>> Begin DATASET RECORDS
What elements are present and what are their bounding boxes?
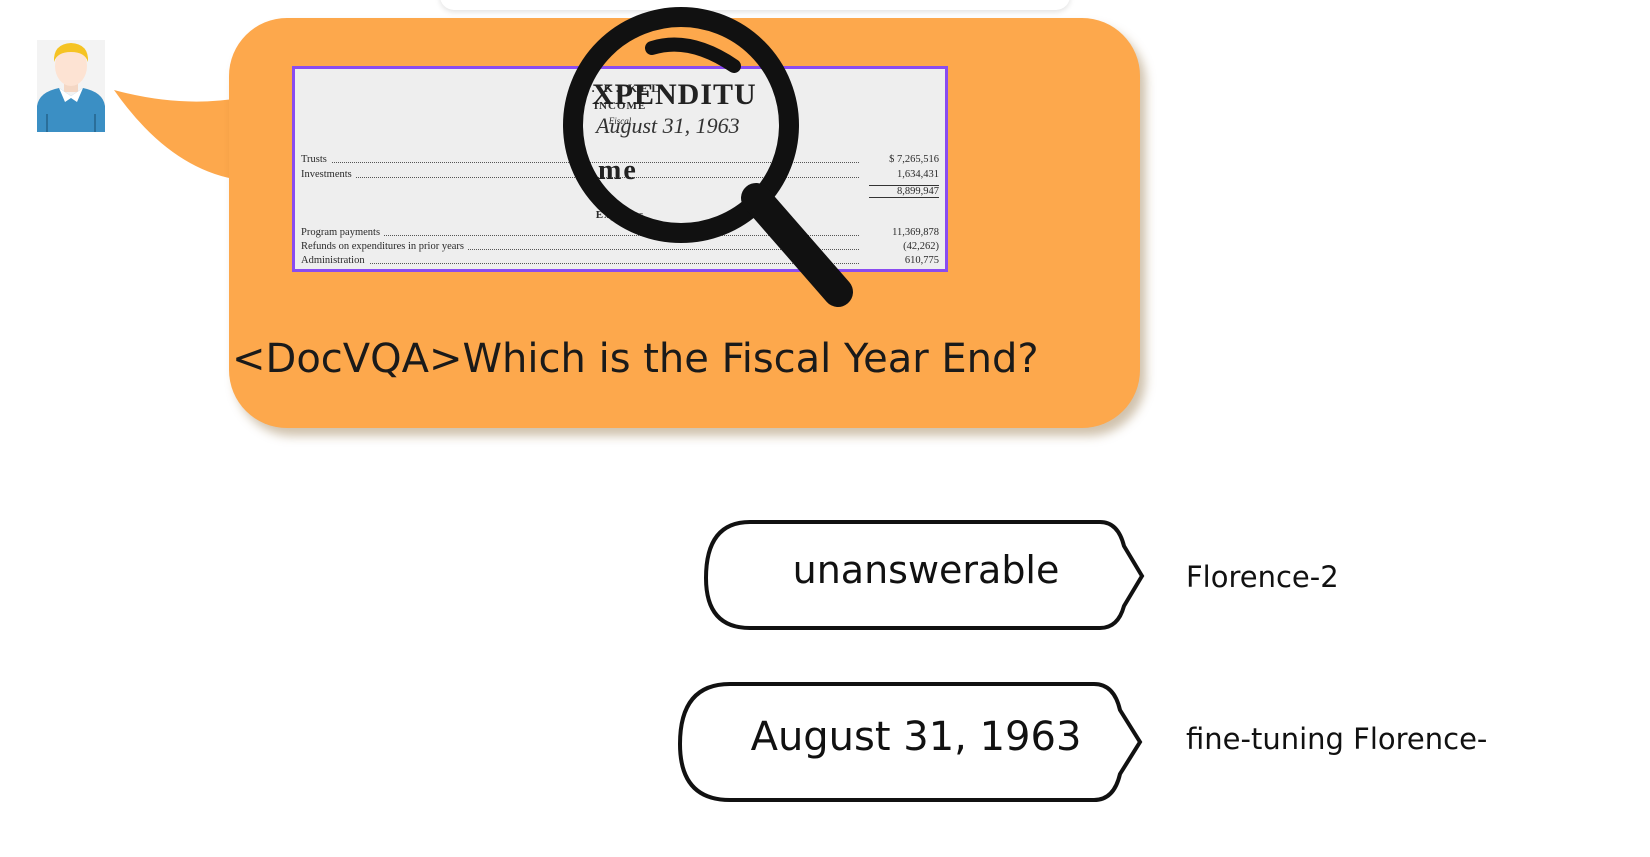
answer-text: August 31, 1963 bbox=[750, 714, 1082, 760]
answer-bubble bbox=[677, 682, 1143, 802]
speech-bubble-tail bbox=[114, 90, 240, 180]
doc-row: Program payments 11,369,878 bbox=[301, 227, 939, 241]
zoom-text-income: me bbox=[598, 155, 638, 186]
answer-text: unanswerable bbox=[792, 548, 1060, 592]
doc-row-value: 1,634,431 bbox=[897, 169, 939, 180]
doc-row-label: Investments bbox=[301, 169, 356, 180]
top-panel-edge bbox=[440, 0, 1070, 10]
doc-row-label: Refunds on expenditures in prior years bbox=[301, 241, 469, 252]
doc-row-label: Trusts bbox=[301, 154, 331, 165]
model-label: Florence-2 bbox=[1186, 560, 1339, 594]
doc-row: Administration 610,775 bbox=[301, 255, 939, 269]
doc-row-label: Program payments bbox=[301, 227, 385, 238]
zoom-text-date: August 31, 1963 bbox=[596, 113, 740, 138]
doc-row-label: Administration bbox=[301, 255, 369, 266]
doc-row-value: (42,262) bbox=[903, 241, 939, 252]
doc-income-total: 8,899,947 bbox=[869, 185, 939, 198]
answer-bubble bbox=[703, 520, 1145, 630]
doc-row-value: 610,775 bbox=[904, 255, 939, 266]
doc-row-value: 11,369,878 bbox=[892, 227, 939, 238]
doc-header-fiscal: Fiscal bbox=[608, 116, 632, 126]
doc-header-income: INCOME bbox=[593, 100, 647, 112]
doc-row: Refunds on expenditures in prior years (… bbox=[301, 241, 939, 255]
doc-header-org: W. K. KEL bbox=[577, 81, 663, 95]
user-avatar-icon bbox=[37, 40, 105, 132]
magnifier-icon bbox=[563, 7, 853, 307]
doc-row-value: $ 7,265,516 bbox=[889, 154, 939, 165]
model-label: fine-tuning Florence- bbox=[1186, 722, 1488, 756]
zoom-text-heading: XPENDITU bbox=[592, 78, 757, 111]
prompt-text: <DocVQA>Which is the Fiscal Year End? bbox=[232, 336, 1039, 382]
document-crop: W. K. KEL INCOME Fiscal Trusts $ 7,265,5… bbox=[292, 66, 948, 272]
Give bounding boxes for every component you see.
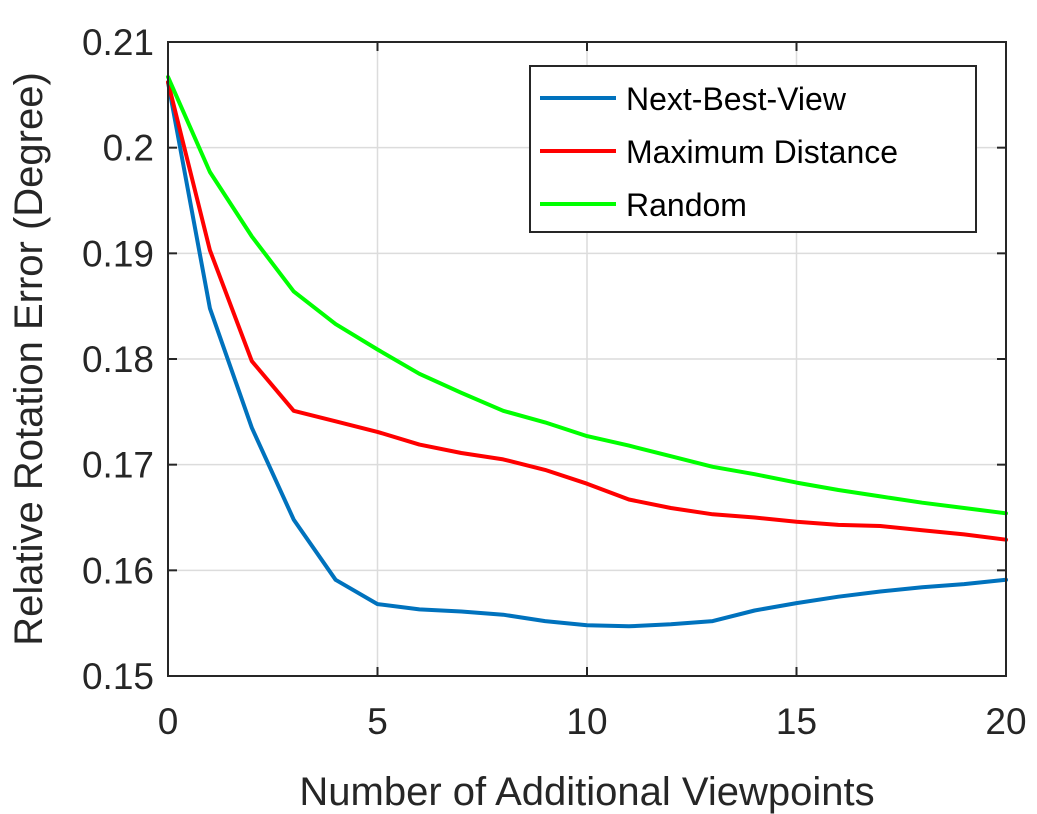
>> End DATASET RECORDS
• GOAL OF THE EXERCISE
Can you reproduce the data listing above with "doc-row-amount" substituted for every "doc-row-value" and nothing else changed, leaving out the pictures?

• FULL SOLUTION
What elements are present and what are their bounding boxes?
answer-text: August 31, 1963 bbox=[750, 714, 1082, 760]
answer-bubble bbox=[677, 682, 1143, 802]
speech-bubble-tail bbox=[114, 90, 240, 180]
doc-row: Program payments 11,369,878 bbox=[301, 227, 939, 241]
zoom-text-income: me bbox=[598, 155, 638, 186]
answer-text: unanswerable bbox=[792, 548, 1060, 592]
doc-row-amount: 1,634,431 bbox=[897, 169, 939, 180]
doc-row-label: Investments bbox=[301, 169, 356, 180]
top-panel-edge bbox=[440, 0, 1070, 10]
doc-row-label: Refunds on expenditures in prior years bbox=[301, 241, 469, 252]
doc-row-label: Trusts bbox=[301, 154, 331, 165]
model-label: Florence-2 bbox=[1186, 560, 1339, 594]
doc-row: Administration 610,775 bbox=[301, 255, 939, 269]
doc-row-label: Program payments bbox=[301, 227, 385, 238]
zoom-text-date: August 31, 1963 bbox=[596, 113, 740, 138]
doc-row-label: Administration bbox=[301, 255, 369, 266]
doc-row-amount: (42,262) bbox=[903, 241, 939, 252]
doc-income-total: 8,899,947 bbox=[869, 185, 939, 198]
answer-bubble bbox=[703, 520, 1145, 630]
doc-row-amount: 610,775 bbox=[904, 255, 939, 266]
doc-row-amount: 11,369,878 bbox=[892, 227, 939, 238]
doc-header-fiscal: Fiscal bbox=[608, 116, 632, 126]
doc-header-income: INCOME bbox=[593, 100, 647, 112]
doc-row: Refunds on expenditures in prior years (… bbox=[301, 241, 939, 255]
doc-header-org: W. K. KEL bbox=[577, 81, 663, 95]
user-avatar-icon bbox=[37, 40, 105, 132]
magnifier-icon bbox=[563, 7, 853, 307]
doc-row-amount: $ 7,265,516 bbox=[889, 154, 939, 165]
model-label: fine-tuning Florence- bbox=[1186, 722, 1488, 756]
zoom-text-heading: XPENDITU bbox=[592, 78, 757, 111]
prompt-text: <DocVQA>Which is the Fiscal Year End? bbox=[232, 336, 1039, 382]
document-crop: W. K. KEL INCOME Fiscal Trusts $ 7,265,5… bbox=[292, 66, 948, 272]
Give bounding boxes for every component you see.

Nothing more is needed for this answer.